** START OF RECORDED INFORMATION **

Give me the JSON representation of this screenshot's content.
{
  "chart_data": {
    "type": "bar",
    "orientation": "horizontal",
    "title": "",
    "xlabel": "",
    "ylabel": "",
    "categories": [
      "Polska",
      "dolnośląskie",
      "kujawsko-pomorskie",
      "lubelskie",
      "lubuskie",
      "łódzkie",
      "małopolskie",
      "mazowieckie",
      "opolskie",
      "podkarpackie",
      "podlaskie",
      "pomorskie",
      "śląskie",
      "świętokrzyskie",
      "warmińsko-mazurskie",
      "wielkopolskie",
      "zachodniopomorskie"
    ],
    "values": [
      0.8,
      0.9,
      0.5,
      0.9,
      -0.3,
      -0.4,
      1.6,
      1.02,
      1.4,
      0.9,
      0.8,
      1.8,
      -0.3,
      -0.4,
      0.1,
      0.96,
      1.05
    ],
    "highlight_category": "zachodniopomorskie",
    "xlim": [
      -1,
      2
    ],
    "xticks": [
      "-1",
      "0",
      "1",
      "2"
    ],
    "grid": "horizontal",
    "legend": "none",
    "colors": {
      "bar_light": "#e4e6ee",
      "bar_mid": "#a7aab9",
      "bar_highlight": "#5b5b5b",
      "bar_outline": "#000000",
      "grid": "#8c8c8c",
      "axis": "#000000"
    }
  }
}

** END OF RECORDED INFORMATION **

> [DIRECTIVE]: Set down the listing in full, keeping every word exactly as it is.

> [SOLUTION FOR THIS PROBLEM]:
Give me the JSON representation of this screenshot's content.
{
  "chart_data": {
    "type": "bar",
    "orientation": "horizontal",
    "title": "",
    "xlabel": "",
    "ylabel": "",
    "categories": [
      "Polska",
      "dolnośląskie",
      "kujawsko-pomorskie",
      "lubelskie",
      "lubuskie",
      "łódzkie",
      "małopolskie",
      "mazowieckie",
      "opolskie",
      "podkarpackie",
      "podlaskie",
      "pomorskie",
      "śląskie",
      "świętokrzyskie",
      "warmińsko-mazurskie",
      "wielkopolskie",
      "zachodniopomorskie"
    ],
    "values": [
      0.8,
      0.9,
      0.5,
      0.9,
      -0.3,
      -0.4,
      1.6,
      1.02,
      1.4,
      0.9,
      0.8,
      1.8,
      -0.3,
      -0.4,
      0.1,
      0.96,
      1.05
    ],
    "highlight_category": "zachodniopomorskie",
    "xlim": [
      -1,
      2
    ],
    "xticks": [
      "-1",
      "0",
      "1",
      "2"
    ],
    "grid": "horizontal",
    "legend": "none",
    "colors": {
      "bar_light": "#e4e6ee",
      "bar_mid": "#a7aab9",
      "bar_highlight": "#5b5b5b",
      "bar_outline": "#000000",
      "grid": "#8c8c8c",
      "axis": "#000000"
    }
  }
}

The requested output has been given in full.